» **INSTRUCTIONS TO FOLLOW**
Set down the full listing exactly, character for character.

Records contained in a dataset:

________

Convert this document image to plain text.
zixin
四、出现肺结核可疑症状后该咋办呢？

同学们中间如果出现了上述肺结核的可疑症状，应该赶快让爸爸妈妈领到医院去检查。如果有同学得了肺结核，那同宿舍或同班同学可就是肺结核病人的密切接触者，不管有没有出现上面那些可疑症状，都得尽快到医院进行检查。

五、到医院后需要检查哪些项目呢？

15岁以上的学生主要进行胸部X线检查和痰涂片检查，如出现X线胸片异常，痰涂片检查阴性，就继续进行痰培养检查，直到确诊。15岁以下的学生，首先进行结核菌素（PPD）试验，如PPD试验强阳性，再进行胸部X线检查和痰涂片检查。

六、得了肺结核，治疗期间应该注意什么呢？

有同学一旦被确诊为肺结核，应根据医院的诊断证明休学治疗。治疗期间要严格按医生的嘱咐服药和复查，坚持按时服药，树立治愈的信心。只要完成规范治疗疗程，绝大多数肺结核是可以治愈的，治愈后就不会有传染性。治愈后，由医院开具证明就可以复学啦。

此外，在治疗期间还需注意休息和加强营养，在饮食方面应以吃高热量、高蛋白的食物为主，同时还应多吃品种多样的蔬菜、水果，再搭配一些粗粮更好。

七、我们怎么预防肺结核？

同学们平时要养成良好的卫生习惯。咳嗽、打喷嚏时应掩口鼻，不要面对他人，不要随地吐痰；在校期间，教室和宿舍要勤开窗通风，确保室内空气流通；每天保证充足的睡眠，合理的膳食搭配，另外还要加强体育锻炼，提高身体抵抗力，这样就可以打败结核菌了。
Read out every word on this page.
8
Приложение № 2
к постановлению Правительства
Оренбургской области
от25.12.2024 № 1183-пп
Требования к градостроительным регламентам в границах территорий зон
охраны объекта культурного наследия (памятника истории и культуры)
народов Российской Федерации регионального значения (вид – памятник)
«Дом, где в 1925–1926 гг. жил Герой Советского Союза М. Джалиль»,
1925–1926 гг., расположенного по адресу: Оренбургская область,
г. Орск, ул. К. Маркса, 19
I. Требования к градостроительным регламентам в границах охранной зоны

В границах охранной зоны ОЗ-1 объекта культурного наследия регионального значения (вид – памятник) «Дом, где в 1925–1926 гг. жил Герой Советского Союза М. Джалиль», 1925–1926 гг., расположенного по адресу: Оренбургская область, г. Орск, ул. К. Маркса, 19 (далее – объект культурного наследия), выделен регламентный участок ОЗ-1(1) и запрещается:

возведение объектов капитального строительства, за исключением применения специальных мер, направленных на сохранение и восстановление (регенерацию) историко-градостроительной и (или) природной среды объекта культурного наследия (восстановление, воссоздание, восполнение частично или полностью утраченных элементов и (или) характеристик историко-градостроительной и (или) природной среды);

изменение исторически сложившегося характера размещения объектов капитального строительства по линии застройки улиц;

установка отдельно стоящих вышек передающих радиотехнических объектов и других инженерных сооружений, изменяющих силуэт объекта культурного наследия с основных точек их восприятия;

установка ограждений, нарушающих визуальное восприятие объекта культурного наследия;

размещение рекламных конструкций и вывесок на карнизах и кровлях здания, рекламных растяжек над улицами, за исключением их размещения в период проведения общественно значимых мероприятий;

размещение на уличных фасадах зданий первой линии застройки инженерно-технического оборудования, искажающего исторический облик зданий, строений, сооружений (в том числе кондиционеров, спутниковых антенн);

________

» **RESPONSE**
Convert this document image to plain text.
zixin
四、出现肺结核可疑症状后该咋办呢？

同学们中间如果出现了上述肺结核的可疑症状，应该赶快让爸爸妈妈领到医院去检查。如果有同学得了肺结核，那同宿舍或同班同学可就是肺结核病人的密切接触者，不管有没有出现上面那些可疑症状，都得尽快到医院进行检查。

五、到医院后需要检查哪些项目呢？

15岁以上的学生主要进行胸部X线检查和痰涂片检查，如出现X线胸片异常，痰涂片检查阴性，就继续进行痰培养检查，直到确诊。15岁以下的学生，首先进行结核菌素（PPD）试验，如PPD试验强阳性，再进行胸部X线检查和痰涂片检查。

六、得了肺结核，治疗期间应该注意什么呢？

有同学一旦被确诊为肺结核，应根据医院的诊断证明休学治疗。治疗期间要严格按医生的嘱咐服药和复查，坚持按时服药，树立治愈的信心。只要完成规范治疗疗程，绝大多数肺结核是可以治愈的，治愈后就不会有传染性。治愈后，由医院开具证明就可以复学啦。

此外，在治疗期间还需注意休息和加强营养，在饮食方面应以吃高热量、高蛋白的食物为主，同时还应多吃品种多样的蔬菜、水果，再搭配一些粗粮更好。

七、我们怎么预防肺结核？

同学们平时要养成良好的卫生习惯。咳嗽、打喷嚏时应掩口鼻，不要面对他人，不要随地吐痰；在校期间，教室和宿舍要勤开窗通风，确保室内空气流通；每天保证充足的睡眠，合理的膳食搭配，另外还要加强体育锻炼，提高身体抵抗力，这样就可以打败结核菌了。
Read out every word on this page.
8
Приложение № 2
к постановлению Правительства
Оренбургской области
от25.12.2024 № 1183-пп
Требования к градостроительным регламентам в границах территорий зон
охраны объекта культурного наследия (памятника истории и культуры)
народов Российской Федерации регионального значения (вид – памятник)
«Дом, где в 1925–1926 гг. жил Герой Советского Союза М. Джалиль»,
1925–1926 гг., расположенного по адресу: Оренбургская область,
г. Орск, ул. К. Маркса, 19
I. Требования к градостроительным регламентам в границах охранной зоны

В границах охранной зоны ОЗ-1 объекта культурного наследия регионального значения (вид – памятник) «Дом, где в 1925–1926 гг. жил Герой Советского Союза М. Джалиль», 1925–1926 гг., расположенного по адресу: Оренбургская область, г. Орск, ул. К. Маркса, 19 (далее – объект культурного наследия), выделен регламентный участок ОЗ-1(1) и запрещается:

возведение объектов капитального строительства, за исключением применения специальных мер, направленных на сохранение и восстановление (регенерацию) историко-градостроительной и (или) природной среды объекта культурного наследия (восстановление, воссоздание, восполнение частично или полностью утраченных элементов и (или) характеристик историко-градостроительной и (или) природной среды);

изменение исторически сложившегося характера размещения объектов капитального строительства по линии застройки улиц;

установка отдельно стоящих вышек передающих радиотехнических объектов и других инженерных сооружений, изменяющих силуэт объекта культурного наследия с основных точек их восприятия;

установка ограждений, нарушающих визуальное восприятие объекта культурного наследия;

размещение рекламных конструкций и вывесок на карнизах и кровлях здания, рекламных растяжек над улицами, за исключением их размещения в период проведения общественно значимых мероприятий;

размещение на уличных фасадах зданий первой линии застройки инженерно-технического оборудования, искажающего исторический облик зданий, строений, сооружений (в том числе кондиционеров, спутниковых антенн);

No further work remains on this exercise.